Extracts from a graphics dataset
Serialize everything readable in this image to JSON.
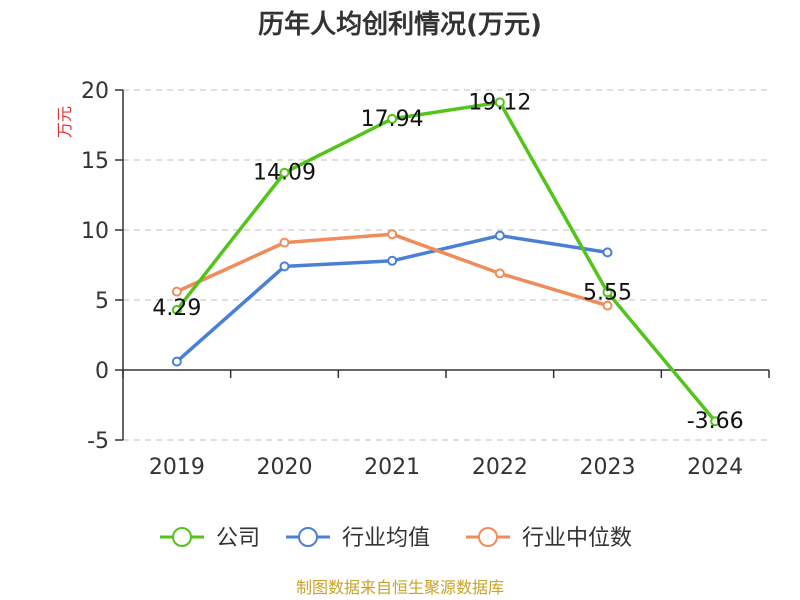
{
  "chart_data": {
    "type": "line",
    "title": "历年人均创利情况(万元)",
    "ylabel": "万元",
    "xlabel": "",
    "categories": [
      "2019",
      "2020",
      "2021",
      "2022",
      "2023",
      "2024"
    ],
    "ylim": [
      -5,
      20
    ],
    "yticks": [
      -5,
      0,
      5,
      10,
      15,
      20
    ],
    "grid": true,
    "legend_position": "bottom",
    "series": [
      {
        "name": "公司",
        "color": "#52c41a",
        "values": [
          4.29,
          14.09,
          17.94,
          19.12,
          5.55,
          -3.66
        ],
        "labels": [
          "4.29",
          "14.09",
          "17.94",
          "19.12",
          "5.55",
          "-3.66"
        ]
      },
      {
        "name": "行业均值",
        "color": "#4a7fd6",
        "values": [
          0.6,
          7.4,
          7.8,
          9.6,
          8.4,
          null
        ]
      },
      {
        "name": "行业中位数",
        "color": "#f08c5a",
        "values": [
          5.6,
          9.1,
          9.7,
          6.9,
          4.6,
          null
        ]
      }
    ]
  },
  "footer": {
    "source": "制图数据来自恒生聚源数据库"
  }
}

WHAT IS NEEDED:
Repeat the listing verbatim. Skip the pictures.

EXPECTED OUTPUT:
Serialize everything readable in this image to JSON.
{
  "chart_data": {
    "type": "line",
    "title": "历年人均创利情况(万元)",
    "ylabel": "万元",
    "xlabel": "",
    "categories": [
      "2019",
      "2020",
      "2021",
      "2022",
      "2023",
      "2024"
    ],
    "ylim": [
      -5,
      20
    ],
    "yticks": [
      -5,
      0,
      5,
      10,
      15,
      20
    ],
    "grid": true,
    "legend_position": "bottom",
    "series": [
      {
        "name": "公司",
        "color": "#52c41a",
        "values": [
          4.29,
          14.09,
          17.94,
          19.12,
          5.55,
          -3.66
        ],
        "labels": [
          "4.29",
          "14.09",
          "17.94",
          "19.12",
          "5.55",
          "-3.66"
        ]
      },
      {
        "name": "行业均值",
        "color": "#4a7fd6",
        "values": [
          0.6,
          7.4,
          7.8,
          9.6,
          8.4,
          null
        ]
      },
      {
        "name": "行业中位数",
        "color": "#f08c5a",
        "values": [
          5.6,
          9.1,
          9.7,
          6.9,
          4.6,
          null
        ]
      }
    ]
  },
  "footer": {
    "source": "制图数据来自恒生聚源数据库"
  }
}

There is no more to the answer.